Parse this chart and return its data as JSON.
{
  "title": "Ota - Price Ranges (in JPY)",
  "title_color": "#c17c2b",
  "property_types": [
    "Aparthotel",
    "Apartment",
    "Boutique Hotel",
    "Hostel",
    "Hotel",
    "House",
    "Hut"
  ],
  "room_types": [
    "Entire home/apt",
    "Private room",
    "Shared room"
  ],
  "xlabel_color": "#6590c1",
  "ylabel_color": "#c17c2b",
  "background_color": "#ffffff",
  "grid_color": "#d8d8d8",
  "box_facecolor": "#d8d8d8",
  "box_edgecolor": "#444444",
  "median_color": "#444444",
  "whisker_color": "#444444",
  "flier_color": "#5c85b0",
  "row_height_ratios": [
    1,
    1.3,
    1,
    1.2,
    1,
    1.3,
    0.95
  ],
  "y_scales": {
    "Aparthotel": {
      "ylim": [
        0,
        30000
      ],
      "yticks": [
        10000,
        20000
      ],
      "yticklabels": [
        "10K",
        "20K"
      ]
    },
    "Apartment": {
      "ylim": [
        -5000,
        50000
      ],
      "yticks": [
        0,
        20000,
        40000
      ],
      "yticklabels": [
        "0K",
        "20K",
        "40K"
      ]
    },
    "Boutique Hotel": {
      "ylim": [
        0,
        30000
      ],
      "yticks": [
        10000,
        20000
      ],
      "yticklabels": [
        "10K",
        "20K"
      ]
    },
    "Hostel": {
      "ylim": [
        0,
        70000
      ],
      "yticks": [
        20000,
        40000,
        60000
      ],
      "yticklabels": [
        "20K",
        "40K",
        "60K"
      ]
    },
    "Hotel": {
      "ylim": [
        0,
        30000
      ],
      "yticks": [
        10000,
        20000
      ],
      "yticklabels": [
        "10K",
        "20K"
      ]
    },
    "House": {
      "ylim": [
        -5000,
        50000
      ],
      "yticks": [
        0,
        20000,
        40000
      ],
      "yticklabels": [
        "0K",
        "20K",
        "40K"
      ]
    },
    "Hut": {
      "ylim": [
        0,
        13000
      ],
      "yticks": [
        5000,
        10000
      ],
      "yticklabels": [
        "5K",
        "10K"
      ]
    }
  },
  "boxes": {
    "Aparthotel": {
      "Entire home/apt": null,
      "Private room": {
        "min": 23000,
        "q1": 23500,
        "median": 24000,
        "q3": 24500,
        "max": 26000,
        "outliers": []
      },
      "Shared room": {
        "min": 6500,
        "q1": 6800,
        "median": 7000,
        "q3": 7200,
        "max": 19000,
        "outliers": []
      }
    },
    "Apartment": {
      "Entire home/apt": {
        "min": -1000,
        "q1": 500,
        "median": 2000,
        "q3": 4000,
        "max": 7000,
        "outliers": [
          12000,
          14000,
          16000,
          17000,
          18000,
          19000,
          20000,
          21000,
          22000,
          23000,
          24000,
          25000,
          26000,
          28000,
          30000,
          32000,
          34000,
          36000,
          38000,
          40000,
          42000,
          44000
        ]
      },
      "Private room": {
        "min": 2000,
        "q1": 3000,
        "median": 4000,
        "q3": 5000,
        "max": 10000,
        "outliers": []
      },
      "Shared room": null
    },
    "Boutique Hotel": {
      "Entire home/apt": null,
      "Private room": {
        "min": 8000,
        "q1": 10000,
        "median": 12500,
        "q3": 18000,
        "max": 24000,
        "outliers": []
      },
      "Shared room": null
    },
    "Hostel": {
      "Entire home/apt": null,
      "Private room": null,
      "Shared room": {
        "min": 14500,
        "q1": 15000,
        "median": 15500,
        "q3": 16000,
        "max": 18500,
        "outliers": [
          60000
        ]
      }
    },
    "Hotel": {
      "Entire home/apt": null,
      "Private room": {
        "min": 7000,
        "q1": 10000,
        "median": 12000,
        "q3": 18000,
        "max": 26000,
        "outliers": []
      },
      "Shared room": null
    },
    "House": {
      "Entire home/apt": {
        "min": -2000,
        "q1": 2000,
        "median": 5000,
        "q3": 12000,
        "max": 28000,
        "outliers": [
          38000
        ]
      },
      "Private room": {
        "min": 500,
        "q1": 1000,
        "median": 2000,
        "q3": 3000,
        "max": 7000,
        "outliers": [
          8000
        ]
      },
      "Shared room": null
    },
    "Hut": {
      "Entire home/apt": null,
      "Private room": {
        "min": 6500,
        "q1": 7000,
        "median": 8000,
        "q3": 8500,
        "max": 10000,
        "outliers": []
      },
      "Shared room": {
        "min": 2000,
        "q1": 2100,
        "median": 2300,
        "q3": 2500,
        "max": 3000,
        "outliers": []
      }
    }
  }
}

Your instructions:
Retype the entries exactly, including every line.

Answer for the task:
Parse this chart and return its data as JSON.
{
  "title": "Ota - Price Ranges (in JPY)",
  "title_color": "#c17c2b",
  "property_types": [
    "Aparthotel",
    "Apartment",
    "Boutique Hotel",
    "Hostel",
    "Hotel",
    "House",
    "Hut"
  ],
  "room_types": [
    "Entire home/apt",
    "Private room",
    "Shared room"
  ],
  "xlabel_color": "#6590c1",
  "ylabel_color": "#c17c2b",
  "background_color": "#ffffff",
  "grid_color": "#d8d8d8",
  "box_facecolor": "#d8d8d8",
  "box_edgecolor": "#444444",
  "median_color": "#444444",
  "whisker_color": "#444444",
  "flier_color": "#5c85b0",
  "row_height_ratios": [
    1,
    1.3,
    1,
    1.2,
    1,
    1.3,
    0.95
  ],
  "y_scales": {
    "Aparthotel": {
      "ylim": [
        0,
        30000
      ],
      "yticks": [
        10000,
        20000
      ],
      "yticklabels": [
        "10K",
        "20K"
      ]
    },
    "Apartment": {
      "ylim": [
        -5000,
        50000
      ],
      "yticks": [
        0,
        20000,
        40000
      ],
      "yticklabels": [
        "0K",
        "20K",
        "40K"
      ]
    },
    "Boutique Hotel": {
      "ylim": [
        0,
        30000
      ],
      "yticks": [
        10000,
        20000
      ],
      "yticklabels": [
        "10K",
        "20K"
      ]
    },
    "Hostel": {
      "ylim": [
        0,
        70000
      ],
      "yticks": [
        20000,
        40000,
        60000
      ],
      "yticklabels": [
        "20K",
        "40K",
        "60K"
      ]
    },
    "Hotel": {
      "ylim": [
        0,
        30000
      ],
      "yticks": [
        10000,
        20000
      ],
      "yticklabels": [
        "10K",
        "20K"
      ]
    },
    "House": {
      "ylim": [
        -5000,
        50000
      ],
      "yticks": [
        0,
        20000,
        40000
      ],
      "yticklabels": [
        "0K",
        "20K",
        "40K"
      ]
    },
    "Hut": {
      "ylim": [
        0,
        13000
      ],
      "yticks": [
        5000,
        10000
      ],
      "yticklabels": [
        "5K",
        "10K"
      ]
    }
  },
  "boxes": {
    "Aparthotel": {
      "Entire home/apt": null,
      "Private room": {
        "min": 23000,
        "q1": 23500,
        "median": 24000,
        "q3": 24500,
        "max": 26000,
        "outliers": []
      },
      "Shared room": {
        "min": 6500,
        "q1": 6800,
        "median": 7000,
        "q3": 7200,
        "max": 19000,
        "outliers": []
      }
    },
    "Apartment": {
      "Entire home/apt": {
        "min": -1000,
        "q1": 500,
        "median": 2000,
        "q3": 4000,
        "max": 7000,
        "outliers": [
          12000,
          14000,
          16000,
          17000,
          18000,
          19000,
          20000,
          21000,
          22000,
          23000,
          24000,
          25000,
          26000,
          28000,
          30000,
          32000,
          34000,
          36000,
          38000,
          40000,
          42000,
          44000
        ]
      },
      "Private room": {
        "min": 2000,
        "q1": 3000,
        "median": 4000,
        "q3": 5000,
        "max": 10000,
        "outliers": []
      },
      "Shared room": null
    },
    "Boutique Hotel": {
      "Entire home/apt": null,
      "Private room": {
        "min": 8000,
        "q1": 10000,
        "median": 12500,
        "q3": 18000,
        "max": 24000,
        "outliers": []
      },
      "Shared room": null
    },
    "Hostel": {
      "Entire home/apt": null,
      "Private room": null,
      "Shared room": {
        "min": 14500,
        "q1": 15000,
        "median": 15500,
        "q3": 16000,
        "max": 18500,
        "outliers": [
          60000
        ]
      }
    },
    "Hotel": {
      "Entire home/apt": null,
      "Private room": {
        "min": 7000,
        "q1": 10000,
        "median": 12000,
        "q3": 18000,
        "max": 26000,
        "outliers": []
      },
      "Shared room": null
    },
    "House": {
      "Entire home/apt": {
        "min": -2000,
        "q1": 2000,
        "median": 5000,
        "q3": 12000,
        "max": 28000,
        "outliers": [
          38000
        ]
      },
      "Private room": {
        "min": 500,
        "q1": 1000,
        "median": 2000,
        "q3": 3000,
        "max": 7000,
        "outliers": [
          8000
        ]
      },
      "Shared room": null
    },
    "Hut": {
      "Entire home/apt": null,
      "Private room": {
        "min": 6500,
        "q1": 7000,
        "median": 8000,
        "q3": 8500,
        "max": 10000,
        "outliers": []
      },
      "Shared room": {
        "min": 2000,
        "q1": 2100,
        "median": 2300,
        "q3": 2500,
        "max": 3000,
        "outliers": []
      }
    }
  }
}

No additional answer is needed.